• [Stated task]:
Copy every line from the records below that holds the word "forces".

## START

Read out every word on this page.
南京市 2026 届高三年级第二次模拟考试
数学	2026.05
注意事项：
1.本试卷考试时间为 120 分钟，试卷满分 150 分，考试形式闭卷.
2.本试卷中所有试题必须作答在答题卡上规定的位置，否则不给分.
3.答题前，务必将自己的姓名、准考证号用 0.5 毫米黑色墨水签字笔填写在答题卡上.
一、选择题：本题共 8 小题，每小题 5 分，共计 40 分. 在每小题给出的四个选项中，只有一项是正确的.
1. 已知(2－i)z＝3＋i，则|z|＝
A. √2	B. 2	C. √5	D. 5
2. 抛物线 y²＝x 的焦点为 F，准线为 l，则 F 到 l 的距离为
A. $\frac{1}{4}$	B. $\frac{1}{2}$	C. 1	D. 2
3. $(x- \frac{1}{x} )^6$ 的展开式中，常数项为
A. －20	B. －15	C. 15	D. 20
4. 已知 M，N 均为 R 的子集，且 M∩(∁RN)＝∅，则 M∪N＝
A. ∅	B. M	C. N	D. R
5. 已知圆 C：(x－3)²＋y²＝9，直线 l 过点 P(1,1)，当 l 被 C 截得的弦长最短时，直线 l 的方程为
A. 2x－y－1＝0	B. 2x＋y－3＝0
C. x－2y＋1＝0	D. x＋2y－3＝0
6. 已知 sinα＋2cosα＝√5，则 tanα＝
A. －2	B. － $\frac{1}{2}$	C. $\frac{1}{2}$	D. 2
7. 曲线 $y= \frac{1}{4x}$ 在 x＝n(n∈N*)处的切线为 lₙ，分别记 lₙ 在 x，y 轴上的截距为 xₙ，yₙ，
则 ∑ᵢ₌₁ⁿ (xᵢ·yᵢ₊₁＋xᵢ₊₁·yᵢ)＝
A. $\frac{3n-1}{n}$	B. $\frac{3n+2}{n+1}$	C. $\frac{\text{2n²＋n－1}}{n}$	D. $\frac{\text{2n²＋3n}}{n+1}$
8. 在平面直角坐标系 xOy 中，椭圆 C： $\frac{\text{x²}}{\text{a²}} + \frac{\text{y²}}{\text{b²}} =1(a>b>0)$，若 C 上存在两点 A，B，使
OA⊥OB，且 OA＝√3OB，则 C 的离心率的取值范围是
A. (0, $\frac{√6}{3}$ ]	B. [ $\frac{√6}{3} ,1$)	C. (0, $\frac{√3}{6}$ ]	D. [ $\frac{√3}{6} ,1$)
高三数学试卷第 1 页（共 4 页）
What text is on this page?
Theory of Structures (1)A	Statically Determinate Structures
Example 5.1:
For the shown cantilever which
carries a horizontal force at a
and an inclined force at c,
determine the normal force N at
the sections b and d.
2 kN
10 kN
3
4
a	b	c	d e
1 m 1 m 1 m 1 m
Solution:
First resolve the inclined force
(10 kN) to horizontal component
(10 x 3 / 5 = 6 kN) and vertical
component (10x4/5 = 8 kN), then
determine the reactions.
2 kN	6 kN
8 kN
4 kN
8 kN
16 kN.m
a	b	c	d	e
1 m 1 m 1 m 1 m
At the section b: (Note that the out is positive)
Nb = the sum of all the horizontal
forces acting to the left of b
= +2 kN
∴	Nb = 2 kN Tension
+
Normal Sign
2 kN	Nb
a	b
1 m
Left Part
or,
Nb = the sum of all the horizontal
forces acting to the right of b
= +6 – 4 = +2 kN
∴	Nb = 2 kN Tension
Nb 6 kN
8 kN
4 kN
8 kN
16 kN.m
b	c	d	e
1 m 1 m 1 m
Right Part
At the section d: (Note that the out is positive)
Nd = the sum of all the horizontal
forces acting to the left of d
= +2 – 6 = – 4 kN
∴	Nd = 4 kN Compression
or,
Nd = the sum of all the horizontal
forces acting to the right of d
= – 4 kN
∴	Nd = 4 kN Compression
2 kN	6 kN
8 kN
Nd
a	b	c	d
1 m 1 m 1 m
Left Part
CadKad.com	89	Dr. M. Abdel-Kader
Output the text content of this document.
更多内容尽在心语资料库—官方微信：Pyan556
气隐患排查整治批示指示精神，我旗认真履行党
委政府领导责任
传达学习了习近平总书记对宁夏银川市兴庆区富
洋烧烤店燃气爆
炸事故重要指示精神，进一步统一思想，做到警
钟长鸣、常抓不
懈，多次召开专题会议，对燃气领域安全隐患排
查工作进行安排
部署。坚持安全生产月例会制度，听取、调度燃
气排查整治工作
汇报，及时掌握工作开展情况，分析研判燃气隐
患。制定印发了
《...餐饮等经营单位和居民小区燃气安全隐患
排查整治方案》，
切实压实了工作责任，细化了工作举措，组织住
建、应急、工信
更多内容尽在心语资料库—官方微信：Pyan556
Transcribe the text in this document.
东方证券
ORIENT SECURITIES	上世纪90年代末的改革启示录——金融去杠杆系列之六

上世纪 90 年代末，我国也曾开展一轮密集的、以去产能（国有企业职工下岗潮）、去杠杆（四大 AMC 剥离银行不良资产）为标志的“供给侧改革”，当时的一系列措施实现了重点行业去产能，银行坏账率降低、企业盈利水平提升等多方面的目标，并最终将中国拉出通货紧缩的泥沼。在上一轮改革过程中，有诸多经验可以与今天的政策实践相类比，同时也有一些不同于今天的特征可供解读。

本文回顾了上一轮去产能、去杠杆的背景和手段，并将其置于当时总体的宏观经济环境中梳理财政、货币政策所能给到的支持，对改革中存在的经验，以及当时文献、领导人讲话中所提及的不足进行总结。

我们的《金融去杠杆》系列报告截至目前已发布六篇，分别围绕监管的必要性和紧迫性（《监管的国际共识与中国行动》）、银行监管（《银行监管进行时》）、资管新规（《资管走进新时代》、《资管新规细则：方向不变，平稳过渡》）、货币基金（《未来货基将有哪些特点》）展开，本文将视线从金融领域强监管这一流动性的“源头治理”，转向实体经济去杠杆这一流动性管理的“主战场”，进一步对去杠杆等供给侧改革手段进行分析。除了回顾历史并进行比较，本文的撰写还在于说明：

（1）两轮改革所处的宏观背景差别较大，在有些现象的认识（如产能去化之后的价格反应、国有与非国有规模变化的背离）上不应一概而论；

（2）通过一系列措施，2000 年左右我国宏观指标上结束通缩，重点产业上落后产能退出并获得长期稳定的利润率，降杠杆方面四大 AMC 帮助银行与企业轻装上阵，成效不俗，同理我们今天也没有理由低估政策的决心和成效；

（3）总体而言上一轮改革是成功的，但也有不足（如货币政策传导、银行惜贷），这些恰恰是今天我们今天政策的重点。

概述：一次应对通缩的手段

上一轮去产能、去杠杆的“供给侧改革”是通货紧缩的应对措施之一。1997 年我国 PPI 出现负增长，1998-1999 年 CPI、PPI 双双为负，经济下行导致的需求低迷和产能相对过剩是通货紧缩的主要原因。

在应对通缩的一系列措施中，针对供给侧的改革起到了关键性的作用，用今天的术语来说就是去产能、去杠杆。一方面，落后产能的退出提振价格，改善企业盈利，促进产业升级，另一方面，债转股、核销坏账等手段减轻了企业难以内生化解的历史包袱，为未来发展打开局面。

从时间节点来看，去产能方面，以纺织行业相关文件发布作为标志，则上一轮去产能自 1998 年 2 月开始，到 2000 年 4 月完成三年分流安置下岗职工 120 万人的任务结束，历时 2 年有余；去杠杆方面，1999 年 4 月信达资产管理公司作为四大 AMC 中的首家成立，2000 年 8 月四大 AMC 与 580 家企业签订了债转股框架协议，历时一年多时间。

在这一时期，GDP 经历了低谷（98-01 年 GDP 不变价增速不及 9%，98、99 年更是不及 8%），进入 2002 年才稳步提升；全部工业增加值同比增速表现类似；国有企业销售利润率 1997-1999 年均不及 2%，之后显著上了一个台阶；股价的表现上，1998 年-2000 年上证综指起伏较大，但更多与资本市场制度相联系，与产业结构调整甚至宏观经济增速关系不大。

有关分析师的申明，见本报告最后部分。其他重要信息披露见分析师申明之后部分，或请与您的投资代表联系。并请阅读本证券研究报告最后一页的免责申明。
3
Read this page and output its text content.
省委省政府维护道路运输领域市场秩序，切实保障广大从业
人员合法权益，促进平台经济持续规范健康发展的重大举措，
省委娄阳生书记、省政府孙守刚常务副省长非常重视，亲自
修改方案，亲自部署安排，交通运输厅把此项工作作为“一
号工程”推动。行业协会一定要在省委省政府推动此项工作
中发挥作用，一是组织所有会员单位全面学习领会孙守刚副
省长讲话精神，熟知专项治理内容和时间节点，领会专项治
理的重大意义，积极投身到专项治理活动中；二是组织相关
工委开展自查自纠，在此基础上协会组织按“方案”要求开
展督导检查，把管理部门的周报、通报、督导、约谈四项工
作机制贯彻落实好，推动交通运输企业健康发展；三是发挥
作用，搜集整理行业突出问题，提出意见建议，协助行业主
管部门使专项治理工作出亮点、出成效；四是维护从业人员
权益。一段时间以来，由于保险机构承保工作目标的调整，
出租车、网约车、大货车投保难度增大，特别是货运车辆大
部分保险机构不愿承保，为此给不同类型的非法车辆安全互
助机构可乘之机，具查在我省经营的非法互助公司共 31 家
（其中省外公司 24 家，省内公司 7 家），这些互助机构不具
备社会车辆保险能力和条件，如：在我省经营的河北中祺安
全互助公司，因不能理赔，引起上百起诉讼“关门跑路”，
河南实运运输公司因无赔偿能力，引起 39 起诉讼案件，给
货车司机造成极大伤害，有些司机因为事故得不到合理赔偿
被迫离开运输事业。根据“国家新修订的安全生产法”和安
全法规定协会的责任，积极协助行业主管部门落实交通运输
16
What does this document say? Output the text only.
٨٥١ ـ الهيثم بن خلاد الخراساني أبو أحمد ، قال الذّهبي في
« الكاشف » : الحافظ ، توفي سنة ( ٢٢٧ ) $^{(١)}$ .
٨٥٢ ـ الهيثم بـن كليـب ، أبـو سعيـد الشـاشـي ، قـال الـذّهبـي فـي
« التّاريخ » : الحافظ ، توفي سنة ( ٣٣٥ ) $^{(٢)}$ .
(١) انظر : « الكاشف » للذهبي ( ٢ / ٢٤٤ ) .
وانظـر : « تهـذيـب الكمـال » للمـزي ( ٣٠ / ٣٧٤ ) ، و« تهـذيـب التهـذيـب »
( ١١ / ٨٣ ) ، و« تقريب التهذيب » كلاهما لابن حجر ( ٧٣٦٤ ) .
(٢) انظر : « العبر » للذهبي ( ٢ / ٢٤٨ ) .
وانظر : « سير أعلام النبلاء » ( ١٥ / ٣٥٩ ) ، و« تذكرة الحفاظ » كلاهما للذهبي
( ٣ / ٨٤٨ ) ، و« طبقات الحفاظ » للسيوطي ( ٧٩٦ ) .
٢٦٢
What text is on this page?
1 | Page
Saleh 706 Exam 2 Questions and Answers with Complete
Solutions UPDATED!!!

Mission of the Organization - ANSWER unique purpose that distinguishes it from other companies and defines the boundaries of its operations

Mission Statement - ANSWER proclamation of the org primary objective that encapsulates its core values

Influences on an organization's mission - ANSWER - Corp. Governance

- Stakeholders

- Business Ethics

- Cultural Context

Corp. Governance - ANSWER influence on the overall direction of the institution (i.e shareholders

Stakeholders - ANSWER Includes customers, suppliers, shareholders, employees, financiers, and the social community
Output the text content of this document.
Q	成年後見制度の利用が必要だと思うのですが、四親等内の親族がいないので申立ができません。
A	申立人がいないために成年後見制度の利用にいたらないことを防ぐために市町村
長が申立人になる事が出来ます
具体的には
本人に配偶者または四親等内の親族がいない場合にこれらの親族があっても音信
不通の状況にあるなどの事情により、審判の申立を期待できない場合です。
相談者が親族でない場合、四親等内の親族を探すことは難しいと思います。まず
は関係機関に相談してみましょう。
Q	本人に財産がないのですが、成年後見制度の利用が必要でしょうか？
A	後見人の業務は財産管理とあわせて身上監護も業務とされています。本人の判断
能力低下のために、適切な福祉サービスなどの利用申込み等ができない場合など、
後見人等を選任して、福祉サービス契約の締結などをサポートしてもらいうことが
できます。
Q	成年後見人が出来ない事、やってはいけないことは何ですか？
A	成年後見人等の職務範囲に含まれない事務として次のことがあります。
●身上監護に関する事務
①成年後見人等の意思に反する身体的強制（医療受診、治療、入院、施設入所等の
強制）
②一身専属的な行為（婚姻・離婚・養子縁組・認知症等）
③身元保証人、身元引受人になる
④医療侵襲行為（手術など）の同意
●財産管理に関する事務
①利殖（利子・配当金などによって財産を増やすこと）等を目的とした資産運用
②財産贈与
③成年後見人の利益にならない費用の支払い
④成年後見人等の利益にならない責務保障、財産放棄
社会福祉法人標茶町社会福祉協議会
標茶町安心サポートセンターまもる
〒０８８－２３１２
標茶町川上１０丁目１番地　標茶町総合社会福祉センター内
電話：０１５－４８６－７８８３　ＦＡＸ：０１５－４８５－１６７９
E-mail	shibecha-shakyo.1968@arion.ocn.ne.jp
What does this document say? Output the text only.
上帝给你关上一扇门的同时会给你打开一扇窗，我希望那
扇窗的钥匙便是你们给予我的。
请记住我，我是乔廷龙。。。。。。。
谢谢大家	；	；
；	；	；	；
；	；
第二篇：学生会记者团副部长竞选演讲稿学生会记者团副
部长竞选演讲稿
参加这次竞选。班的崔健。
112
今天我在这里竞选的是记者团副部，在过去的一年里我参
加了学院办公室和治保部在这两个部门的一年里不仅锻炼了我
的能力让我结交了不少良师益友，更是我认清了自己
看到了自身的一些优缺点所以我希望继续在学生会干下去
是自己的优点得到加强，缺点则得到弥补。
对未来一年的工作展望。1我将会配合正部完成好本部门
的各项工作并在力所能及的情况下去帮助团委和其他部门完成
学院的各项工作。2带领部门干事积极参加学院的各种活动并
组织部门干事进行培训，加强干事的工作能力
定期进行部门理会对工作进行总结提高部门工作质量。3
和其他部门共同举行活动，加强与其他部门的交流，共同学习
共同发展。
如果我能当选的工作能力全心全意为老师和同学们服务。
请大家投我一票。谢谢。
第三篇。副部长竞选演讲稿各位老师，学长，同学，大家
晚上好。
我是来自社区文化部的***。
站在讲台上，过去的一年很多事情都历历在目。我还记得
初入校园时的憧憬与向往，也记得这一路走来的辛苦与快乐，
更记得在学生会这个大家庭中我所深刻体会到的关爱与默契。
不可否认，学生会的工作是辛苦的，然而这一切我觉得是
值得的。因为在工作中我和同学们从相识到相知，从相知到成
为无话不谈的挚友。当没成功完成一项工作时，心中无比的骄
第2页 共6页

## END

• [Completed task]:
forces acting to the left of b
forces acting to the right of b
forces acting to the left of d
forces acting to the right of d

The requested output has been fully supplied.